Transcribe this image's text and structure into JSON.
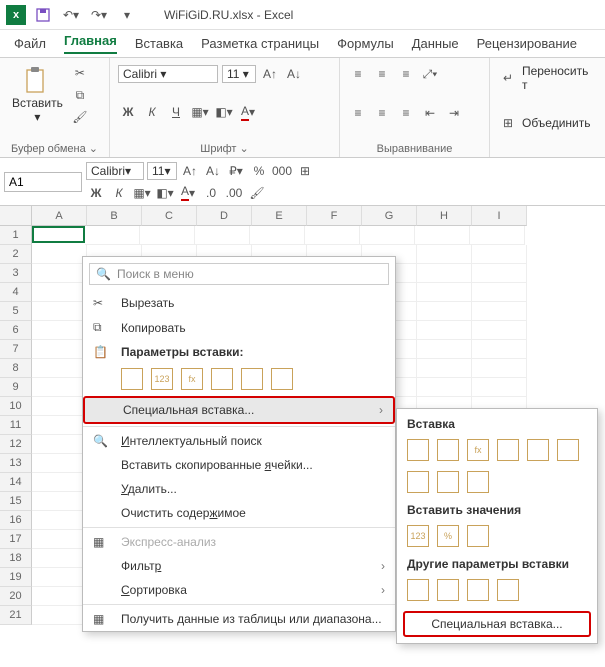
{
  "app": {
    "logo_letter": "x",
    "title": "WiFiGiD.RU.xlsx - Excel"
  },
  "qat": {
    "save_title": "Сохранить",
    "undo_title": "Отменить",
    "redo_title": "Повторить"
  },
  "tabs": {
    "file": "Файл",
    "home": "Главная",
    "insert": "Вставка",
    "layout": "Разметка страницы",
    "formulas": "Формулы",
    "data": "Данные",
    "review": "Рецензирование"
  },
  "ribbon": {
    "clipboard": {
      "paste": "Вставить",
      "group": "Буфер обмена"
    },
    "font": {
      "name": "Calibri",
      "size": "11",
      "bold": "Ж",
      "italic": "К",
      "underline": "Ч",
      "group": "Шрифт"
    },
    "align": {
      "wrap": "Переносить т",
      "merge": "Объединить",
      "group": "Выравнивание"
    }
  },
  "namebox": "A1",
  "minibar": {
    "font": "Calibri",
    "size": "11",
    "percent": "%",
    "thousands": "000"
  },
  "columns": [
    "A",
    "B",
    "C",
    "D",
    "E",
    "F",
    "G",
    "H",
    "I"
  ],
  "rows": [
    "1",
    "2",
    "3",
    "4",
    "5",
    "6",
    "7",
    "8",
    "9",
    "10",
    "11",
    "12",
    "13",
    "14",
    "15",
    "16",
    "17",
    "18",
    "19",
    "20",
    "21"
  ],
  "context": {
    "search_placeholder": "Поиск в меню",
    "cut": "Вырезать",
    "copy": "Копировать",
    "paste_options": "Параметры вставки:",
    "paste_special": "Специальная вставка...",
    "smart_lookup": "Интеллектуальный поиск",
    "insert_copied": "Вставить скопированные ячейки...",
    "delete": "Удалить...",
    "clear": "Очистить содержимое",
    "quick_analysis": "Экспресс-анализ",
    "filter": "Фильтр",
    "sort": "Сортировка",
    "get_table": "Получить данные из таблицы или диапазона...",
    "paste_icons": [
      "",
      "123",
      "fx",
      "",
      "",
      ""
    ]
  },
  "submenu": {
    "insert": "Вставка",
    "row1": [
      "",
      "",
      "fx",
      "",
      "",
      ""
    ],
    "row2": [
      "",
      "",
      ""
    ],
    "values": "Вставить значения",
    "row3": [
      "123",
      "%",
      ""
    ],
    "other": "Другие параметры вставки",
    "row4": [
      "",
      "",
      "",
      ""
    ],
    "special": "Специальная вставка..."
  }
}
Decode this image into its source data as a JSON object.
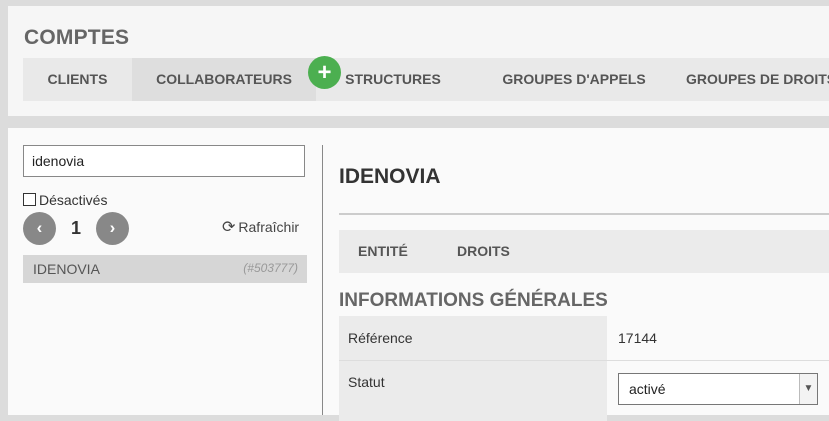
{
  "header": {
    "title": "COMPTES",
    "tabs": [
      {
        "label": "CLIENTS"
      },
      {
        "label": "COLLABORATEURS"
      },
      {
        "label": "STRUCTURES"
      },
      {
        "label": "GROUPES D'APPELS"
      },
      {
        "label": "GROUPES DE DROITS"
      }
    ],
    "active_tab": "COLLABORATEURS",
    "add_label": "+"
  },
  "sidebar": {
    "search_value": "idenovia",
    "deactivated_label": "Désactivés",
    "deactivated_checked": false,
    "pager": {
      "prev": "‹",
      "page": "1",
      "next": "›"
    },
    "refresh_label": "Rafraîchir",
    "results": [
      {
        "name": "IDENOVIA",
        "id": "(#503777)"
      }
    ]
  },
  "detail": {
    "title": "IDENOVIA",
    "tabs": [
      {
        "label": "ENTITÉ"
      },
      {
        "label": "DROITS"
      }
    ],
    "section_title": "INFORMATIONS GÉNÉRALES",
    "fields": [
      {
        "label": "Référence",
        "value": "17144"
      },
      {
        "label": "Statut",
        "value": "activé"
      }
    ]
  },
  "colors": {
    "accent_add_button": "#4caf50",
    "pager_button": "#888888",
    "active_tab": "#dedede"
  },
  "icons": {
    "refresh": "refresh-icon",
    "add": "plus-icon",
    "select_arrow": "chevron-down-icon"
  }
}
--------
Without the pictures, restate all of the entries above verbatim.

Transcribe this image's text and structure into JSON.
{
  "app": {
    "logo_letter": "x",
    "title": "WiFiGiD.RU.xlsx - Excel"
  },
  "qat": {
    "save_title": "Сохранить",
    "undo_title": "Отменить",
    "redo_title": "Повторить"
  },
  "tabs": {
    "file": "Файл",
    "home": "Главная",
    "insert": "Вставка",
    "layout": "Разметка страницы",
    "formulas": "Формулы",
    "data": "Данные",
    "review": "Рецензирование"
  },
  "ribbon": {
    "clipboard": {
      "paste": "Вставить",
      "group": "Буфер обмена"
    },
    "font": {
      "name": "Calibri",
      "size": "11",
      "bold": "Ж",
      "italic": "К",
      "underline": "Ч",
      "group": "Шрифт"
    },
    "align": {
      "wrap": "Переносить т",
      "merge": "Объединить",
      "group": "Выравнивание"
    }
  },
  "namebox": "A1",
  "minibar": {
    "font": "Calibri",
    "size": "11",
    "percent": "%",
    "thousands": "000"
  },
  "columns": [
    "A",
    "B",
    "C",
    "D",
    "E",
    "F",
    "G",
    "H",
    "I"
  ],
  "rows": [
    "1",
    "2",
    "3",
    "4",
    "5",
    "6",
    "7",
    "8",
    "9",
    "10",
    "11",
    "12",
    "13",
    "14",
    "15",
    "16",
    "17",
    "18",
    "19",
    "20",
    "21"
  ],
  "context": {
    "search_placeholder": "Поиск в меню",
    "cut": "Вырезать",
    "copy": "Копировать",
    "paste_options": "Параметры вставки:",
    "paste_special": "Специальная вставка...",
    "smart_lookup": "Интеллектуальный поиск",
    "insert_copied": "Вставить скопированные ячейки...",
    "delete": "Удалить...",
    "clear": "Очистить содержимое",
    "quick_analysis": "Экспресс-анализ",
    "filter": "Фильтр",
    "sort": "Сортировка",
    "get_table": "Получить данные из таблицы или диапазона...",
    "paste_icons": [
      "",
      "123",
      "fx",
      "",
      "",
      ""
    ]
  },
  "submenu": {
    "insert": "Вставка",
    "row1": [
      "",
      "",
      "fx",
      "",
      "",
      ""
    ],
    "row2": [
      "",
      "",
      ""
    ],
    "values": "Вставить значения",
    "row3": [
      "123",
      "%",
      ""
    ],
    "other": "Другие параметры вставки",
    "row4": [
      "",
      "",
      "",
      ""
    ],
    "special": "Специальная вставка..."
  }
}
Decode this image into its source data as a JSON object.
{
  "header": {
    "title": "COMPTES",
    "tabs": [
      {
        "label": "CLIENTS"
      },
      {
        "label": "COLLABORATEURS"
      },
      {
        "label": "STRUCTURES"
      },
      {
        "label": "GROUPES D'APPELS"
      },
      {
        "label": "GROUPES DE DROITS"
      }
    ],
    "active_tab": "COLLABORATEURS",
    "add_label": "+"
  },
  "sidebar": {
    "search_value": "idenovia",
    "deactivated_label": "Désactivés",
    "deactivated_checked": false,
    "pager": {
      "prev": "‹",
      "page": "1",
      "next": "›"
    },
    "refresh_label": "Rafraîchir",
    "results": [
      {
        "name": "IDENOVIA",
        "id": "(#503777)"
      }
    ]
  },
  "detail": {
    "title": "IDENOVIA",
    "tabs": [
      {
        "label": "ENTITÉ"
      },
      {
        "label": "DROITS"
      }
    ],
    "section_title": "INFORMATIONS GÉNÉRALES",
    "fields": [
      {
        "label": "Référence",
        "value": "17144"
      },
      {
        "label": "Statut",
        "value": "activé"
      }
    ]
  },
  "colors": {
    "accent_add_button": "#4caf50",
    "pager_button": "#888888",
    "active_tab": "#dedede"
  },
  "icons": {
    "refresh": "refresh-icon",
    "add": "plus-icon",
    "select_arrow": "chevron-down-icon"
  }
}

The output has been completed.